Please format every line of the items below as a JSON list of strings, one string per line, omitting blank lines.

# SOURCE RECORDS
--
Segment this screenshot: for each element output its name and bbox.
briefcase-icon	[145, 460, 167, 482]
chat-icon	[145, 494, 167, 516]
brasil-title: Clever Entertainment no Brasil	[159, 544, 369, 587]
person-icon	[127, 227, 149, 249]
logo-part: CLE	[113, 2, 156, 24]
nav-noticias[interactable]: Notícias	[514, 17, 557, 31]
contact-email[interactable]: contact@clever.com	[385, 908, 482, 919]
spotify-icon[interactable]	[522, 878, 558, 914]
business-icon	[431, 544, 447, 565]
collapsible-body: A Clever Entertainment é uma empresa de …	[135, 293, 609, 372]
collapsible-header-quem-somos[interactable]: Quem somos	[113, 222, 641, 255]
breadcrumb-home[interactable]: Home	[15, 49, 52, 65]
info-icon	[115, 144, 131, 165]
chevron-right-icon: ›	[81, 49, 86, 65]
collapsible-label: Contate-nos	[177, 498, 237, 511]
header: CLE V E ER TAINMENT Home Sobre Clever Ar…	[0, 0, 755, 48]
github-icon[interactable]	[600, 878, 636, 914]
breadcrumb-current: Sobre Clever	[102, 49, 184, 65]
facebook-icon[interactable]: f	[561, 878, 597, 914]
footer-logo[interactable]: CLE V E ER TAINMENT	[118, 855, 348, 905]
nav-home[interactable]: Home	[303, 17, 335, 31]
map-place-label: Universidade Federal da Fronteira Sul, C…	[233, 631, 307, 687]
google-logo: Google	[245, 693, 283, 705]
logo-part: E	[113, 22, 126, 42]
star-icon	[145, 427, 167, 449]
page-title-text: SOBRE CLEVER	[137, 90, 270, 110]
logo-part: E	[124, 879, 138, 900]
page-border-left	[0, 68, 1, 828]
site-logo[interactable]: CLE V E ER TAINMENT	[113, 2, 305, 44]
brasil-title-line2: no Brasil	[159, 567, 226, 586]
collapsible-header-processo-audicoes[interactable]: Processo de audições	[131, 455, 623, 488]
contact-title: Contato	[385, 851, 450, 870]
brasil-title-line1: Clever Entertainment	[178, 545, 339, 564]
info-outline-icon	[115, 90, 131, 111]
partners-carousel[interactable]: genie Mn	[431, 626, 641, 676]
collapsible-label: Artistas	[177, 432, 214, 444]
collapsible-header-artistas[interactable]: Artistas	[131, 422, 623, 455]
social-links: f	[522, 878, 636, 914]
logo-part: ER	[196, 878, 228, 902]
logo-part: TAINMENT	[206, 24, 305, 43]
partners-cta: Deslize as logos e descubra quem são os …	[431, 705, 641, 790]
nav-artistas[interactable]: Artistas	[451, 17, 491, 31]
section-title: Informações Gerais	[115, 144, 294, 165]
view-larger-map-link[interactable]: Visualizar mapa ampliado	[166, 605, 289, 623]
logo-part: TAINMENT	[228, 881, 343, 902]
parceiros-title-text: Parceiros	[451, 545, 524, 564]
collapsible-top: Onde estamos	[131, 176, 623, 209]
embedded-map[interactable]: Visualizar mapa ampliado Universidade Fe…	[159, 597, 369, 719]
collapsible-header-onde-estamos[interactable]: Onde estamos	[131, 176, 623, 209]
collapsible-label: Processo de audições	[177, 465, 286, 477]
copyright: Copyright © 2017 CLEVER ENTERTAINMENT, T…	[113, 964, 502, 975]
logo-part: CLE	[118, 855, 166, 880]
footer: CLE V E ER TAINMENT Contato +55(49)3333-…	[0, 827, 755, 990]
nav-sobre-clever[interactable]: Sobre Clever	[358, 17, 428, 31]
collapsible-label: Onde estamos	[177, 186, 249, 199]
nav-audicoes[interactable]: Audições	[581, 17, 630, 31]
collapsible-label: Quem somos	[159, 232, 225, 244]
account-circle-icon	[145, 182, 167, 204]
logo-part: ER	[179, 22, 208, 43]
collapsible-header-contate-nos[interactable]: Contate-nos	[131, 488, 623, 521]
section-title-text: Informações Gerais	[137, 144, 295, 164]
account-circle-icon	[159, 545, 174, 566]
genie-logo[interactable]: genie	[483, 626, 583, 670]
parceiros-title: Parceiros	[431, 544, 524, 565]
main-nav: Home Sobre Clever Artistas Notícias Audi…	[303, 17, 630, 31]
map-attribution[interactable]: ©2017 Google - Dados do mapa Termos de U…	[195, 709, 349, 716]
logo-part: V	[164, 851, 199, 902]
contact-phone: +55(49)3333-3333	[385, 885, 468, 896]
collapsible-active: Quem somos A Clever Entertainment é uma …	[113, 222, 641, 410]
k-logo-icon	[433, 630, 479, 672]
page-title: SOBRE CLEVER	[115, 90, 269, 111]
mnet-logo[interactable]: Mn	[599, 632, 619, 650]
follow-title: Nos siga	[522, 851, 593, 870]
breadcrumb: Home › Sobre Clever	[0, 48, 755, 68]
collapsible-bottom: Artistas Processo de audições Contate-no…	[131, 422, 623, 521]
--
# WRITTEN SOLUTION
[
  "Segment this screenshot: for each element output its name and bbox.",
  "briefcase-icon\t[145, 460, 167, 482]",
  "chat-icon\t[145, 494, 167, 516]",
  "brasil-title: Clever Entertainment no Brasil\t[159, 544, 369, 587]",
  "person-icon\t[127, 227, 149, 249]",
  "logo-part: CLE\t[113, 2, 156, 24]",
  "nav-noticias[interactable]: Notícias\t[514, 17, 557, 31]",
  "contact-email[interactable]: contact@clever.com\t[385, 908, 482, 919]",
  "spotify-icon[interactable]\t[522, 878, 558, 914]",
  "business-icon\t[431, 544, 447, 565]",
  "collapsible-body: A Clever Entertainment é uma empresa de …\t[135, 293, 609, 372]",
  "collapsible-header-quem-somos[interactable]: Quem somos\t[113, 222, 641, 255]",
  "breadcrumb-home[interactable]: Home\t[15, 49, 52, 65]",
  "info-icon\t[115, 144, 131, 165]",
  "chevron-right-icon: ›\t[81, 49, 86, 65]",
  "collapsible-label: Contate-nos\t[177, 498, 237, 511]",
  "header: CLE V E ER TAINMENT Home Sobre Clever Ar…\t[0, 0, 755, 48]",
  "github-icon[interactable]\t[600, 878, 636, 914]",
  "breadcrumb-current: Sobre Clever\t[102, 49, 184, 65]",
  "facebook-icon[interactable]: f\t[561, 878, 597, 914]",
  "footer-logo[interactable]: CLE V E ER TAINMENT\t[118, 855, 348, 905]",
  "nav-home[interactable]: Home\t[303, 17, 335, 31]",
  "map-place-label: Universidade Federal da Fronteira Sul, C…\t[233, 631, 307, 687]",
  "google-logo: Google\t[245, 693, 283, 705]",
  "logo-part: E\t[113, 22, 126, 42]",
  "star-icon\t[145, 427, 167, 449]",
  "page-title-text: SOBRE CLEVER\t[137, 90, 270, 110]",
  "logo-part: E\t[124, 879, 138, 900]",
  "page-border-left\t[0, 68, 1, 828]",
  "site-logo[interactable]: CLE V E ER TAINMENT\t[113, 2, 305, 44]",
  "brasil-title-line2: no Brasil\t[159, 567, 226, 586]",
  "collapsible-header-processo-audicoes[interactable]: Processo de audições\t[131, 455, 623, 488]",
  "contact-title: Contato\t[385, 851, 450, 870]",
  "brasil-title-line1: Clever Entertainment\t[178, 545, 339, 564]",
  "info-outline-icon\t[115, 90, 131, 111]",
  "partners-carousel[interactable]: genie Mn\t[431, 626, 641, 676]",
  "collapsible-label: Artistas\t[177, 432, 214, 444]",
  "collapsible-header-artistas[interactable]: Artistas\t[131, 422, 623, 455]",
  "social-links: f\t[522, 878, 636, 914]",
  "logo-part: ER\t[196, 878, 228, 902]",
  "logo-part: TAINMENT\t[206, 24, 305, 43]",
  "partners-cta: Deslize as logos e descubra quem são os …\t[431, 705, 641, 790]",
  "nav-artistas[interactable]: Artistas\t[451, 17, 491, 31]",
  "section-title: Informações Gerais\t[115, 144, 294, 165]",
  "view-larger-map-link[interactable]: Visualizar mapa ampliado\t[166, 605, 289, 623]",
  "logo-part: TAINMENT\t[228, 881, 343, 902]",
  "parceiros-title-text: Parceiros\t[451, 545, 524, 564]",
  "collapsible-top: Onde estamos\t[131, 176, 623, 209]",
  "embedded-map[interactable]: Visualizar mapa ampliado Universidade Fe…\t[159, 597, 369, 719]",
  "collapsible-header-onde-estamos[interactable]: Onde estamos\t[131, 176, 623, 209]",
  "collapsible-label: Processo de audições\t[177, 465, 286, 477]",
  "copyright: Copyright © 2017 CLEVER ENTERTAINMENT, T…\t[113, 964, 502, 975]",
  "logo-part: CLE\t[118, 855, 166, 880]",
  "footer: CLE V E ER TAINMENT Contato +55(49)3333-…\t[0, 827, 755, 990]",
  "nav-sobre-clever[interactable]: Sobre Clever\t[358, 17, 428, 31]",
  "collapsible-label: Onde estamos\t[177, 186, 249, 199]",
  "nav-audicoes[interactable]: Audições\t[581, 17, 630, 31]",
  "collapsible-label: Quem somos\t[159, 232, 225, 244]",
  "account-circle-icon\t[145, 182, 167, 204]",
  "logo-part: ER\t[179, 22, 208, 43]",
  "collapsible-header-contate-nos[interactable]: Contate-nos\t[131, 488, 623, 521]",
  "section-title-text: Informações Gerais\t[137, 144, 295, 164]",
  "account-circle-icon\t[159, 545, 174, 566]",
  "genie-logo[interactable]: genie\t[483, 626, 583, 670]",
  "parceiros-title: Parceiros\t[431, 544, 524, 565]",
  "main-nav: Home Sobre Clever Artistas Notícias Audi…\t[303, 17, 630, 31]",
  "map-attribution[interactable]: ©2017 Google - Dados do mapa Termos de U…\t[195, 709, 349, 716]",
  "logo-part: V\t[164, 851, 199, 902]",
  "contact-phone: +55(49)3333-3333\t[385, 885, 468, 896]",
  "collapsible-active: Quem somos A Clever Entertainment é uma …\t[113, 222, 641, 410]",
  "k-logo-icon\t[433, 630, 479, 672]",
  "page-title: SOBRE CLEVER\t[115, 90, 269, 111]",
  "mnet-logo[interactable]: Mn\t[599, 632, 619, 650]",
  "follow-title: Nos siga\t[522, 851, 593, 870]",
  "breadcrumb: Home › Sobre Clever\t[0, 48, 755, 68]",
  "collapsible-bottom: Artistas Processo de audições Contate-no…\t[131, 422, 623, 521]"
]